■ Direction ■
Reproduce word for word the passage of the RTE law text from "The passed law" to "should study in.".

■ Source document ■
The Anti-Hindu RTE (Right To Education) Law is Shutting Down Schools

Behavioral economics has several theories that explain why human makes certain choices given the circumstances. Often the same problem when presented in a different form makes people chose completely different options.

Should poor students get good education ?

Almost any reasonable human being is likely to Yes. All of us would love to see poor people getting good education. This is how politicians and media often dumbs down a complex issue. This is a simple question that general population can understand and answer. It can be asked in 5 seconds and people can think 2 seconds to answer it. Politicians rally support claiming “lets give good education to poor people”. A law with several pages get passed. People cheer.

The passed law can be summarized in following points:

  1. Government selects all schools that are run by Hindu people only.
  2. Government then makes hundreds of rules that give 100% control to state education department over how these schools are run, what fees they can charge, what admission criteria they can use.
  3. Any school that fails to comply with the long list of these rules then can be simply be closed down or taken over officially by the state government.
  4. Government then forces the school to give 25% of seats to government for free. Which means other 75% of the students are forced to pay for remaining 25% as cross subsidy.
  5. These 25% seats are then given away to various castes based on a lottery where neither students nor schools can control which school a child should study in.
  6. Government controls admission for remaining 75% of the seats as well except that there is no specific reservation for any caste and students have to apply for those seats themselves.
  7. If the government can not fill the 25% seats they have taken away forcibly from these schools then those benches are to be kept vacant every academic year that is then cant be filled untill 8th standard.
  8. RTE is applicable to all Hindu schools. Both aided and unaided. It is not applicable to any Christian/Muslim/Jain i.e minority-run school irrespective of whether they are aided by taxpayer money or not.

Coming back to the previous question of “Should poor students get good education ?” Do people think this law solves the problem ? Barely. It aggravates the problem.

Fundamental Problems

Religious Discrimination

While almost all provisions are either bad or worse the most significant problem is it is applicable only to Hindu schools. All Christian, Muslims and other minority schools are exempt. For a state like Goa, 50% of schools are Church run. For Kerala it is even higher.

This is because all the Hindu runs schools lose the following:

  1. Run schools in an affordable manner. For example RTE requires that students have 30:1 student teacher ratio. Now, imagine a Hindu running a school in Mumbai v/s a Church run school. Which school has lower expenses ? Which school faces a shutdown if it can not gather necessary funds ?

■ Information shown ■
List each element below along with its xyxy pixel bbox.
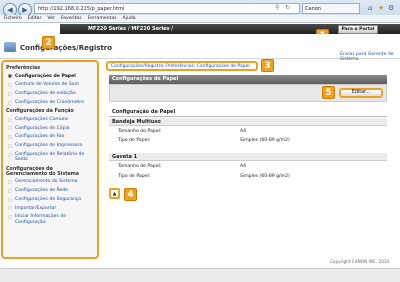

■ Solution to the problem ■
The passed law can be summarized in following points:

  1. Government selects all schools that are run by Hindu people only.
  2. Government then makes hundreds of rules that give 100% control to state education department over how these schools are run, what fees they can charge, what admission criteria they can use.
  3. Any school that fails to comply with the long list of these rules then can be simply be closed down or taken over officially by the state government.
  4. Government then forces the school to give 25% of seats to government for free. Which means other 75% of the students are forced to pay for remaining 25% as cross subsidy.
  5. These 25% seats are then given away to various castes based on a lottery where neither students nor schools can control which school a child should study in.